What you have to do: Across the material below, how many lines contain the word "在干燥器中冷却至室温"? Give only the number.

[Items from a dataset]
★ ★ ★ ★ ★ ★ ★

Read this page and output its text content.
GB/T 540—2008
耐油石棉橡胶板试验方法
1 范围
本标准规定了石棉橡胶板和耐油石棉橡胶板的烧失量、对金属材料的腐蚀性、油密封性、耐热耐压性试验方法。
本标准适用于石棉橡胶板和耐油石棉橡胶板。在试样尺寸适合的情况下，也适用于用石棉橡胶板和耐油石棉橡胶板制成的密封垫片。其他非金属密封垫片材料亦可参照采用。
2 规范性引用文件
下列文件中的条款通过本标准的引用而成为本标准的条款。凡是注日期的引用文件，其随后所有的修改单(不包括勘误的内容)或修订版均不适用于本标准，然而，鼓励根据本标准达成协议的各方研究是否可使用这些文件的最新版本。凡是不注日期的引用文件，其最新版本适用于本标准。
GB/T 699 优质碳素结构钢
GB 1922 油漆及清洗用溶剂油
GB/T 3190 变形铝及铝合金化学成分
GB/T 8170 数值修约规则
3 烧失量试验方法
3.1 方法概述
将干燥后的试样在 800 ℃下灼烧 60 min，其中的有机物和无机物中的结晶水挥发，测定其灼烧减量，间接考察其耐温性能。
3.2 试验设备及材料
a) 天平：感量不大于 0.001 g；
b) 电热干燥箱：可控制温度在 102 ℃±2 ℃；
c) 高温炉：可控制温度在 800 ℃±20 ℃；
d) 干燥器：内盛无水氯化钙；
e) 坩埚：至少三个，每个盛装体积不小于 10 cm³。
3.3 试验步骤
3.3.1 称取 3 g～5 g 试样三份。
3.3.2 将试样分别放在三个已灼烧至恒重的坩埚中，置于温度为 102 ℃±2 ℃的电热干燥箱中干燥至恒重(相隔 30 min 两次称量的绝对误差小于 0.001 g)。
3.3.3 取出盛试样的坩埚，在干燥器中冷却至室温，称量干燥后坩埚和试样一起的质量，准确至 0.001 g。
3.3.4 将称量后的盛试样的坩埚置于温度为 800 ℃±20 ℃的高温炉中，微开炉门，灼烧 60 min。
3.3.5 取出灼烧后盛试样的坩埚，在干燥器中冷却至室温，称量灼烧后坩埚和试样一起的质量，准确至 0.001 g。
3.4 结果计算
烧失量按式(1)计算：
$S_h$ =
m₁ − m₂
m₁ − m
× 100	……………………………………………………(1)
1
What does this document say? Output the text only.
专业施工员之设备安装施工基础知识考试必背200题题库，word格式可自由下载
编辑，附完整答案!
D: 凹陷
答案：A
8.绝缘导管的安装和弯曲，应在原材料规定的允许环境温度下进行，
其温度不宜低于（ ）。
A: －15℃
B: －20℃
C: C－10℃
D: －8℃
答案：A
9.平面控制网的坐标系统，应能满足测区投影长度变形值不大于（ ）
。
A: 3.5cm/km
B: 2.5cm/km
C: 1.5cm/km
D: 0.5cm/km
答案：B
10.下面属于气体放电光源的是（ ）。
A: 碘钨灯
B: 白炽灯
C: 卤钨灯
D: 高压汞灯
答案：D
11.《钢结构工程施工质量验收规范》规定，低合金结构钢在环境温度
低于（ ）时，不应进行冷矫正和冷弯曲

★ ★ ★ ★ ★ ★ ★

Finished exercise: 2